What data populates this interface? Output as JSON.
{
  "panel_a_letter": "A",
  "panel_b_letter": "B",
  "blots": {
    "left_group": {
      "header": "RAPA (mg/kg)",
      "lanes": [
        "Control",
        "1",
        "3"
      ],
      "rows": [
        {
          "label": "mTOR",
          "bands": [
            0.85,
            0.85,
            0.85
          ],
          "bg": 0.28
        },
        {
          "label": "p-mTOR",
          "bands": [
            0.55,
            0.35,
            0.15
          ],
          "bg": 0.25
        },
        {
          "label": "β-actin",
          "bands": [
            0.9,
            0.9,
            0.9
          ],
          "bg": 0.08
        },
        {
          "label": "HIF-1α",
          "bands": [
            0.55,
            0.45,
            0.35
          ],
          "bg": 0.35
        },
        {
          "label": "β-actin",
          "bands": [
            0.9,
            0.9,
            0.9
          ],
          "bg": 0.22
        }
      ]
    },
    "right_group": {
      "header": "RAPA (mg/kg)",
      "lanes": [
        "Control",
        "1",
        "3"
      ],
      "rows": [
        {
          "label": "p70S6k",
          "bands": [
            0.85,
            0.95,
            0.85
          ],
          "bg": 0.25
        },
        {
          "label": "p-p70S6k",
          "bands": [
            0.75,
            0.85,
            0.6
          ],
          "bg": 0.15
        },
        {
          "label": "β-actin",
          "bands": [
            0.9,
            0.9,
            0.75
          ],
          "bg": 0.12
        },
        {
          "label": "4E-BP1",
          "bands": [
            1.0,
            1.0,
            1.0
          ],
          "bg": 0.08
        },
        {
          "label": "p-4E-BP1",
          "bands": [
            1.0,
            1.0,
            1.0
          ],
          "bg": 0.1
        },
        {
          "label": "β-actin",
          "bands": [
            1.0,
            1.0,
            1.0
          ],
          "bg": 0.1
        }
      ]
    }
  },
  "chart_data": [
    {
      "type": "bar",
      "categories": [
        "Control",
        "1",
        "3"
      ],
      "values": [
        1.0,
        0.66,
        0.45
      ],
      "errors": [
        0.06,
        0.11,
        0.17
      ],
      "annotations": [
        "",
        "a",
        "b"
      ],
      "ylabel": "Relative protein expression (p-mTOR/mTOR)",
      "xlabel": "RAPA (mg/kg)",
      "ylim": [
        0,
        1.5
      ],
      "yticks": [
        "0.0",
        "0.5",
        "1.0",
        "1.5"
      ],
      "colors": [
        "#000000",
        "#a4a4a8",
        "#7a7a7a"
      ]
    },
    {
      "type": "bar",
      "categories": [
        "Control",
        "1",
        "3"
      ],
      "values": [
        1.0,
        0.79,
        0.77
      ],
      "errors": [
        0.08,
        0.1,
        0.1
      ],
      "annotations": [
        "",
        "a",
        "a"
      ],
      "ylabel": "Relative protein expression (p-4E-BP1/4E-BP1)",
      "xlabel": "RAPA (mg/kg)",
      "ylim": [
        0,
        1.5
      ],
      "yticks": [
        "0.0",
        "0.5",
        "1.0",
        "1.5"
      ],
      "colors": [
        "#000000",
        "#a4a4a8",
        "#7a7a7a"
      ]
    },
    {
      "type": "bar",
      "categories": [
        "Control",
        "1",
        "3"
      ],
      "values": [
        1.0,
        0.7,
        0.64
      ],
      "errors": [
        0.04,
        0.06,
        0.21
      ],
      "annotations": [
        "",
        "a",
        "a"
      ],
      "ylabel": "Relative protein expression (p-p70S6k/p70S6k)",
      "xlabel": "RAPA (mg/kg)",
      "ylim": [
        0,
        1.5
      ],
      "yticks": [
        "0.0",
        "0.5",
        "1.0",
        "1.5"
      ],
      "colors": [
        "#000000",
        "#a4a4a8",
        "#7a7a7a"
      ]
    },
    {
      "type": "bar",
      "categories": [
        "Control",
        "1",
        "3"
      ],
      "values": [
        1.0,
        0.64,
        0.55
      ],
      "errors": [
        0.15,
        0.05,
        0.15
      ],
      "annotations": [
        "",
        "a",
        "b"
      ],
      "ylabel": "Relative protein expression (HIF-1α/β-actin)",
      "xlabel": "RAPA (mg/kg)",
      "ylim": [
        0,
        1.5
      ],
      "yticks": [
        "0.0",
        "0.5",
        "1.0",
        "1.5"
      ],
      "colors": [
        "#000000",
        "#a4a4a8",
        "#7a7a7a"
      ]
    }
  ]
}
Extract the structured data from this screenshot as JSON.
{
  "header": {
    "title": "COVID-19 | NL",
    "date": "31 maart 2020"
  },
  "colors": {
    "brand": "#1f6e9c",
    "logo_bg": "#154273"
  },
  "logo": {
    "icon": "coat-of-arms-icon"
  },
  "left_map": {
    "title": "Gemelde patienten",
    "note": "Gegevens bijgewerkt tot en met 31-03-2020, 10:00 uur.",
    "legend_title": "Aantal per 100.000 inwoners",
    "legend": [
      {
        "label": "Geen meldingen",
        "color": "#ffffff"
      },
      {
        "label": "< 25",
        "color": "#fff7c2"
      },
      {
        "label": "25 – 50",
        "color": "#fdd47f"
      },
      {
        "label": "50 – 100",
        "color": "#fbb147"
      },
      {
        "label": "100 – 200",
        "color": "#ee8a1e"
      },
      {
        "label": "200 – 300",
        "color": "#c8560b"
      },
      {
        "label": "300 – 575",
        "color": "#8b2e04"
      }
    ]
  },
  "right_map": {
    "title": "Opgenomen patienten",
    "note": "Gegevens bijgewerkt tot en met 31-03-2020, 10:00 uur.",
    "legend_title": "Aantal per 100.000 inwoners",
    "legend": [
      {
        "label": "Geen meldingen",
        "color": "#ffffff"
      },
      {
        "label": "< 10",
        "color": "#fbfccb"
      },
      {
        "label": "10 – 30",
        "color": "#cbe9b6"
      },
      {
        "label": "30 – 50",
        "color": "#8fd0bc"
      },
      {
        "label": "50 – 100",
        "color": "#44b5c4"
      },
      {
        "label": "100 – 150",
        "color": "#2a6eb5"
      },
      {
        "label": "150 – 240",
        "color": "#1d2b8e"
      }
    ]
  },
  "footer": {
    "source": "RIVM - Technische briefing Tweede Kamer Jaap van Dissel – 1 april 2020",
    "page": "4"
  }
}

———

What to do:
All records above need to be set down again exactly as written.

Result for this task:
What data populates this interface? Output as JSON.
{
  "panel_a_letter": "A",
  "panel_b_letter": "B",
  "blots": {
    "left_group": {
      "header": "RAPA (mg/kg)",
      "lanes": [
        "Control",
        "1",
        "3"
      ],
      "rows": [
        {
          "label": "mTOR",
          "bands": [
            0.85,
            0.85,
            0.85
          ],
          "bg": 0.28
        },
        {
          "label": "p-mTOR",
          "bands": [
            0.55,
            0.35,
            0.15
          ],
          "bg": 0.25
        },
        {
          "label": "β-actin",
          "bands": [
            0.9,
            0.9,
            0.9
          ],
          "bg": 0.08
        },
        {
          "label": "HIF-1α",
          "bands": [
            0.55,
            0.45,
            0.35
          ],
          "bg": 0.35
        },
        {
          "label": "β-actin",
          "bands": [
            0.9,
            0.9,
            0.9
          ],
          "bg": 0.22
        }
      ]
    },
    "right_group": {
      "header": "RAPA (mg/kg)",
      "lanes": [
        "Control",
        "1",
        "3"
      ],
      "rows": [
        {
          "label": "p70S6k",
          "bands": [
            0.85,
            0.95,
            0.85
          ],
          "bg": 0.25
        },
        {
          "label": "p-p70S6k",
          "bands": [
            0.75,
            0.85,
            0.6
          ],
          "bg": 0.15
        },
        {
          "label": "β-actin",
          "bands": [
            0.9,
            0.9,
            0.75
          ],
          "bg": 0.12
        },
        {
          "label": "4E-BP1",
          "bands": [
            1.0,
            1.0,
            1.0
          ],
          "bg": 0.08
        },
        {
          "label": "p-4E-BP1",
          "bands": [
            1.0,
            1.0,
            1.0
          ],
          "bg": 0.1
        },
        {
          "label": "β-actin",
          "bands": [
            1.0,
            1.0,
            1.0
          ],
          "bg": 0.1
        }
      ]
    }
  },
  "chart_data": [
    {
      "type": "bar",
      "categories": [
        "Control",
        "1",
        "3"
      ],
      "values": [
        1.0,
        0.66,
        0.45
      ],
      "errors": [
        0.06,
        0.11,
        0.17
      ],
      "annotations": [
        "",
        "a",
        "b"
      ],
      "ylabel": "Relative protein expression (p-mTOR/mTOR)",
      "xlabel": "RAPA (mg/kg)",
      "ylim": [
        0,
        1.5
      ],
      "yticks": [
        "0.0",
        "0.5",
        "1.0",
        "1.5"
      ],
      "colors": [
        "#000000",
        "#a4a4a8",
        "#7a7a7a"
      ]
    },
    {
      "type": "bar",
      "categories": [
        "Control",
        "1",
        "3"
      ],
      "values": [
        1.0,
        0.79,
        0.77
      ],
      "errors": [
        0.08,
        0.1,
        0.1
      ],
      "annotations": [
        "",
        "a",
        "a"
      ],
      "ylabel": "Relative protein expression (p-4E-BP1/4E-BP1)",
      "xlabel": "RAPA (mg/kg)",
      "ylim": [
        0,
        1.5
      ],
      "yticks": [
        "0.0",
        "0.5",
        "1.0",
        "1.5"
      ],
      "colors": [
        "#000000",
        "#a4a4a8",
        "#7a7a7a"
      ]
    },
    {
      "type": "bar",
      "categories": [
        "Control",
        "1",
        "3"
      ],
      "values": [
        1.0,
        0.7,
        0.64
      ],
      "errors": [
        0.04,
        0.06,
        0.21
      ],
      "annotations": [
        "",
        "a",
        "a"
      ],
      "ylabel": "Relative protein expression (p-p70S6k/p70S6k)",
      "xlabel": "RAPA (mg/kg)",
      "ylim": [
        0,
        1.5
      ],
      "yticks": [
        "0.0",
        "0.5",
        "1.0",
        "1.5"
      ],
      "colors": [
        "#000000",
        "#a4a4a8",
        "#7a7a7a"
      ]
    },
    {
      "type": "bar",
      "categories": [
        "Control",
        "1",
        "3"
      ],
      "values": [
        1.0,
        0.64,
        0.55
      ],
      "errors": [
        0.15,
        0.05,
        0.15
      ],
      "annotations": [
        "",
        "a",
        "b"
      ],
      "ylabel": "Relative protein expression (HIF-1α/β-actin)",
      "xlabel": "RAPA (mg/kg)",
      "ylim": [
        0,
        1.5
      ],
      "yticks": [
        "0.0",
        "0.5",
        "1.0",
        "1.5"
      ],
      "colors": [
        "#000000",
        "#a4a4a8",
        "#7a7a7a"
      ]
    }
  ]
}
Extract the structured data from this screenshot as JSON.
{
  "header": {
    "title": "COVID-19 | NL",
    "date": "31 maart 2020"
  },
  "colors": {
    "brand": "#1f6e9c",
    "logo_bg": "#154273"
  },
  "logo": {
    "icon": "coat-of-arms-icon"
  },
  "left_map": {
    "title": "Gemelde patienten",
    "note": "Gegevens bijgewerkt tot en met 31-03-2020, 10:00 uur.",
    "legend_title": "Aantal per 100.000 inwoners",
    "legend": [
      {
        "label": "Geen meldingen",
        "color": "#ffffff"
      },
      {
        "label": "< 25",
        "color": "#fff7c2"
      },
      {
        "label": "25 – 50",
        "color": "#fdd47f"
      },
      {
        "label": "50 – 100",
        "color": "#fbb147"
      },
      {
        "label": "100 – 200",
        "color": "#ee8a1e"
      },
      {
        "label": "200 – 300",
        "color": "#c8560b"
      },
      {
        "label": "300 – 575",
        "color": "#8b2e04"
      }
    ]
  },
  "right_map": {
    "title": "Opgenomen patienten",
    "note": "Gegevens bijgewerkt tot en met 31-03-2020, 10:00 uur.",
    "legend_title": "Aantal per 100.000 inwoners",
    "legend": [
      {
        "label": "Geen meldingen",
        "color": "#ffffff"
      },
      {
        "label": "< 10",
        "color": "#fbfccb"
      },
      {
        "label": "10 – 30",
        "color": "#cbe9b6"
      },
      {
        "label": "30 – 50",
        "color": "#8fd0bc"
      },
      {
        "label": "50 – 100",
        "color": "#44b5c4"
      },
      {
        "label": "100 – 150",
        "color": "#2a6eb5"
      },
      {
        "label": "150 – 240",
        "color": "#1d2b8e"
      }
    ]
  },
  "footer": {
    "source": "RIVM - Technische briefing Tweede Kamer Jaap van Dissel – 1 april 2020",
    "page": "4"
  }
}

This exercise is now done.